# What is needed
Note each line where "日起执行" appears, and copy it.

# Input rows
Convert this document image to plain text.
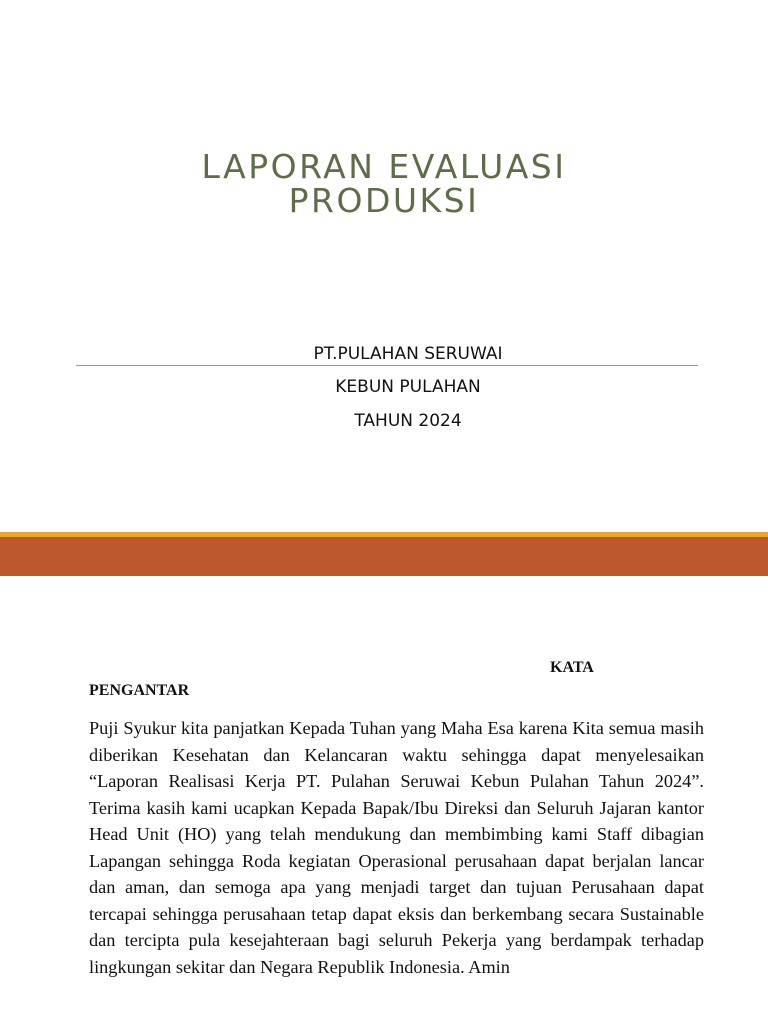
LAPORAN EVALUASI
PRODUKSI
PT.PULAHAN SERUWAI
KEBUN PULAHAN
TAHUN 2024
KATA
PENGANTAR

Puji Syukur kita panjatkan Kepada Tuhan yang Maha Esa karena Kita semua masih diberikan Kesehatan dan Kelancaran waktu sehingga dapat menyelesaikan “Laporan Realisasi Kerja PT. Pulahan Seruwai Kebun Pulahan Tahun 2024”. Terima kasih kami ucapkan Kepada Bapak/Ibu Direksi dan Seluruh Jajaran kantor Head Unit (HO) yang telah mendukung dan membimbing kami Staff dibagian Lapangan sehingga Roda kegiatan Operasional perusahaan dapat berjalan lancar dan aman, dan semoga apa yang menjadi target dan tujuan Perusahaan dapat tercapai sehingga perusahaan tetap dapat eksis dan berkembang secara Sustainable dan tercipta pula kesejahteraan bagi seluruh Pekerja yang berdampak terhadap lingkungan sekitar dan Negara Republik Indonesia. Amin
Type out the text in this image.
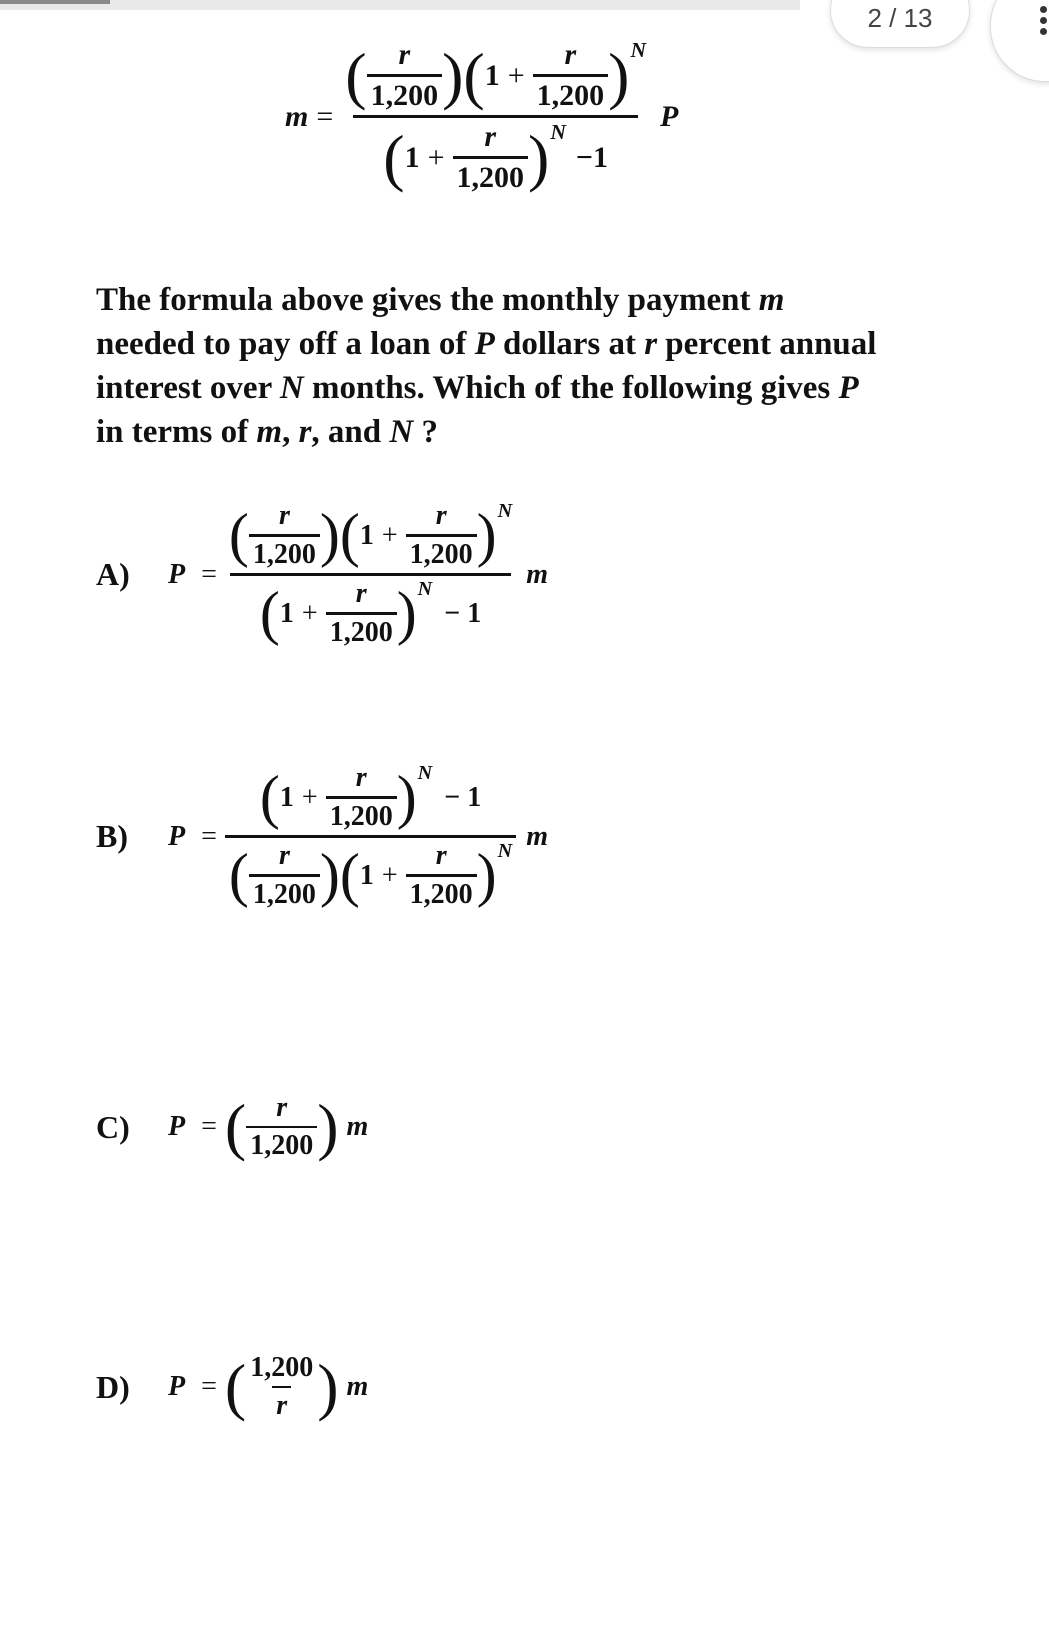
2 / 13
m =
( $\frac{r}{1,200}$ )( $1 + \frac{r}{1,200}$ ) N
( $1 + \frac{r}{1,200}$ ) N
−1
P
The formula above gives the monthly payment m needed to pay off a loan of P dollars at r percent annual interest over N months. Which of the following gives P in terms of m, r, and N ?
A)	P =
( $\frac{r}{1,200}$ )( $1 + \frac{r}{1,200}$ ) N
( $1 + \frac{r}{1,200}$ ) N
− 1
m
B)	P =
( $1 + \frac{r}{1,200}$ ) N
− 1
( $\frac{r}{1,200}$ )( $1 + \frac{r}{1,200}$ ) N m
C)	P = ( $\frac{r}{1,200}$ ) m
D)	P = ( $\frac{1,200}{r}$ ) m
...
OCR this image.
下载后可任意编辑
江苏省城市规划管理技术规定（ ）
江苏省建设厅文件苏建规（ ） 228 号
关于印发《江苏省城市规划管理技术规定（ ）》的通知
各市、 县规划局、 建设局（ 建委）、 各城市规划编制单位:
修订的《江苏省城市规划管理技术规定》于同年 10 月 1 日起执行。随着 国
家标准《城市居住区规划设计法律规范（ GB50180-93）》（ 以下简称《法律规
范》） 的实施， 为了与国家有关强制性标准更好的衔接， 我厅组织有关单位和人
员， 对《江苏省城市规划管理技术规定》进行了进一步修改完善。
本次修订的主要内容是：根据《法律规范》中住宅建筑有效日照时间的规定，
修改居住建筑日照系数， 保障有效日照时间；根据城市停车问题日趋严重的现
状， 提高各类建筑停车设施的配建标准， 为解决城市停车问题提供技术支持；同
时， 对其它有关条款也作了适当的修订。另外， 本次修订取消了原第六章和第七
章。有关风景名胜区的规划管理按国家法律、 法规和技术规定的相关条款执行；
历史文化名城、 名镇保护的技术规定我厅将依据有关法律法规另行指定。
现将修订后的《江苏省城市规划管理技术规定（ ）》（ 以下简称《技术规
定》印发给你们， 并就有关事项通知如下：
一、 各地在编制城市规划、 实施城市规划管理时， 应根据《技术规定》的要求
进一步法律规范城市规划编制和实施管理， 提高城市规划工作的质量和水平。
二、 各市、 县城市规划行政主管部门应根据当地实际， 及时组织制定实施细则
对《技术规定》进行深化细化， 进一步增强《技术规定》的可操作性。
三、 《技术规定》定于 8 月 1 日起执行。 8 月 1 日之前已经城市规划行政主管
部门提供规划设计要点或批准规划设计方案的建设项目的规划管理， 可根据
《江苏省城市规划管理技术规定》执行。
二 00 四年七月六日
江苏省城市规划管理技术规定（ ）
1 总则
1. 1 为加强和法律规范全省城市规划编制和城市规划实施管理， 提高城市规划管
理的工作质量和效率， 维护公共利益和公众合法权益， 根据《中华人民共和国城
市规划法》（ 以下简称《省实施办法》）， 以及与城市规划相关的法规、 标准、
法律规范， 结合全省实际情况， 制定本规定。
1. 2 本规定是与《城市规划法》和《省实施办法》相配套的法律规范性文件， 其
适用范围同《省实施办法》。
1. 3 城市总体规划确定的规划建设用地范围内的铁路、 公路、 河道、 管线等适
---
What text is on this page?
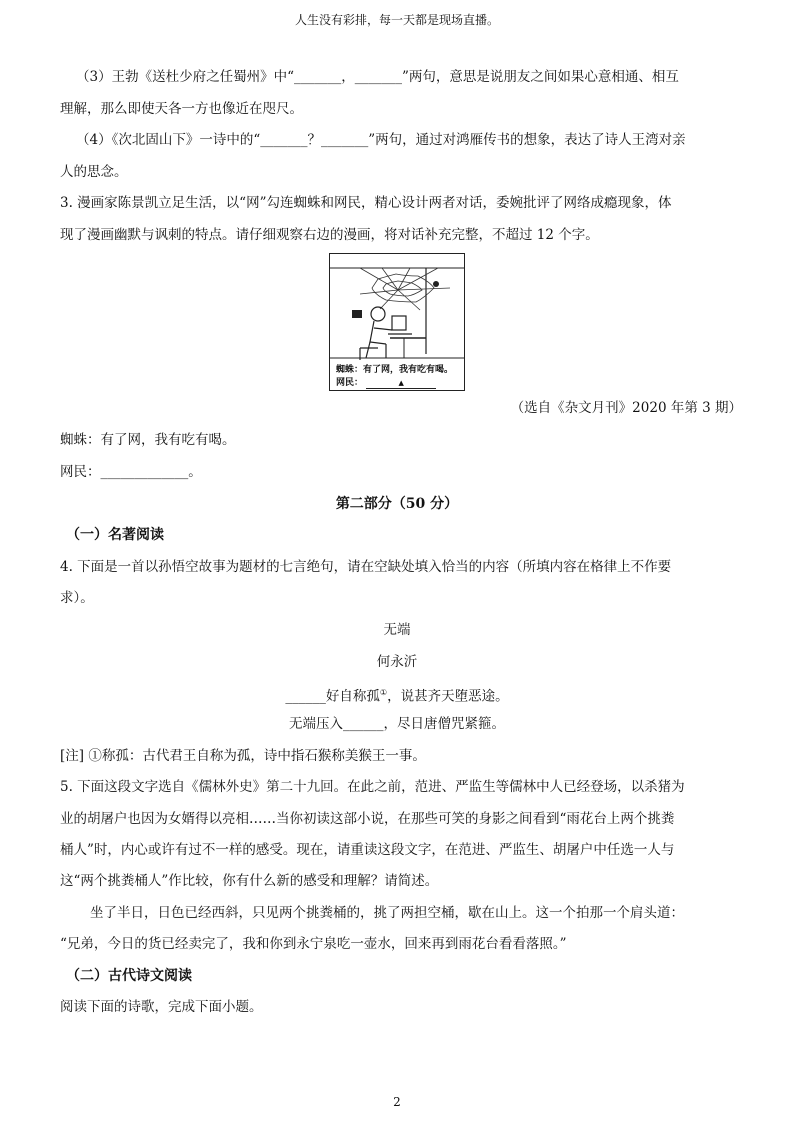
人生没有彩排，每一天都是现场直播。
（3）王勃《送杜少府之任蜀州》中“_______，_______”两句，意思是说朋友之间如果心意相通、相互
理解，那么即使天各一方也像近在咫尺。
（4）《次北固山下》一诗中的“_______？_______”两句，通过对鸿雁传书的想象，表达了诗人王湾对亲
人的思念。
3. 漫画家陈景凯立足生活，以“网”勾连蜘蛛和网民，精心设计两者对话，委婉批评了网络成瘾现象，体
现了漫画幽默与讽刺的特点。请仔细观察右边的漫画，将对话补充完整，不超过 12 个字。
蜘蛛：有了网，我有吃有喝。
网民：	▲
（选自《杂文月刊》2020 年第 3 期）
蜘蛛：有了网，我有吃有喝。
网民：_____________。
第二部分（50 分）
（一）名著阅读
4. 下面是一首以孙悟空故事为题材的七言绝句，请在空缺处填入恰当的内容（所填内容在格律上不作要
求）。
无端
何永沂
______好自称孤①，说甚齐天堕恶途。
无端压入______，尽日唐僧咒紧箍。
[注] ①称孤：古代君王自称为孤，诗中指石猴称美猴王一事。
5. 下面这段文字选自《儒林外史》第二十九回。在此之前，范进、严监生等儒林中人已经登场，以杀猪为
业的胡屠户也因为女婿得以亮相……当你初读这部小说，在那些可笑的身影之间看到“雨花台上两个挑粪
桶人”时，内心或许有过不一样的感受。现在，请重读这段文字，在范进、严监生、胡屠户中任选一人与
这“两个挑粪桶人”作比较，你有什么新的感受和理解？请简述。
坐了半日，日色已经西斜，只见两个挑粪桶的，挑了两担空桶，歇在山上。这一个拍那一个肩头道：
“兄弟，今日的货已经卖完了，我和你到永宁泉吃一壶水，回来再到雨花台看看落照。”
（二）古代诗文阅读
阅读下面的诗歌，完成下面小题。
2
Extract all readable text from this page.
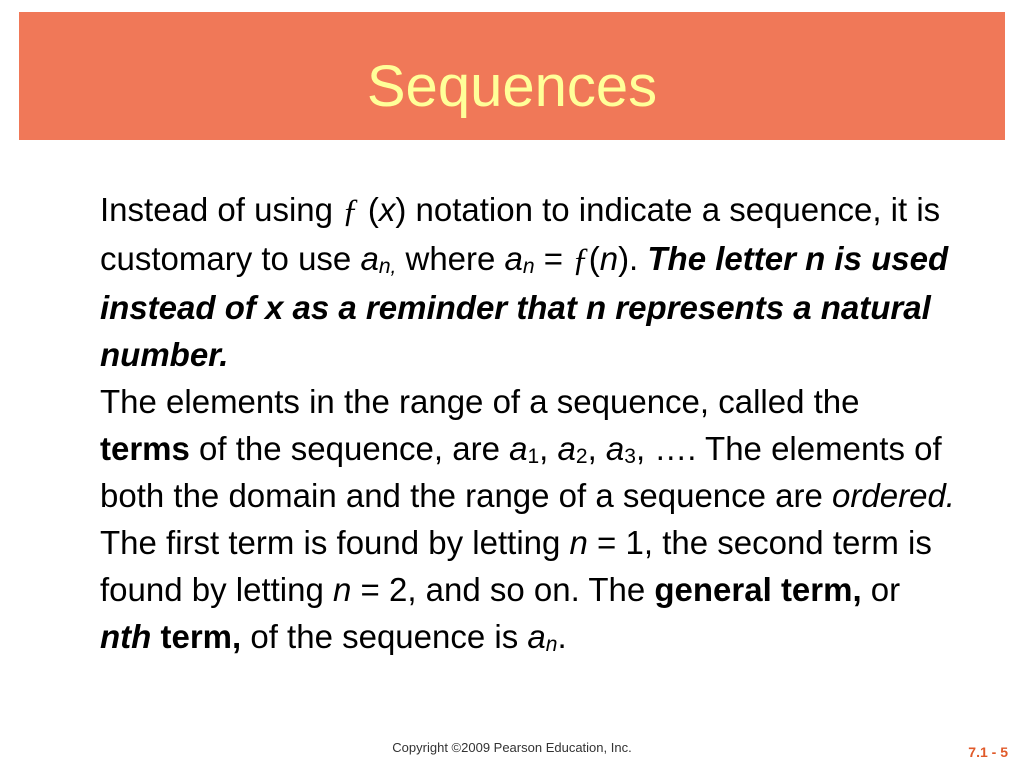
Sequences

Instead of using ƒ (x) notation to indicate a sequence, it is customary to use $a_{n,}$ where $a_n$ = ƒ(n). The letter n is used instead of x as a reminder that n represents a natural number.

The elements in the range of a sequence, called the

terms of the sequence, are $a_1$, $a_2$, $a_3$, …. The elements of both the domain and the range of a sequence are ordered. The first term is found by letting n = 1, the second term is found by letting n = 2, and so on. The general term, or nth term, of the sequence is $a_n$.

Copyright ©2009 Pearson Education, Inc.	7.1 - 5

# Correct answer
修订的《江苏省城市规划管理技术规定》于同年 10 月 1 日起执行。随着 国
三、 《技术规定》定于 8 月 1 日起执行。 8 月 1 日之前已经城市规划行政主管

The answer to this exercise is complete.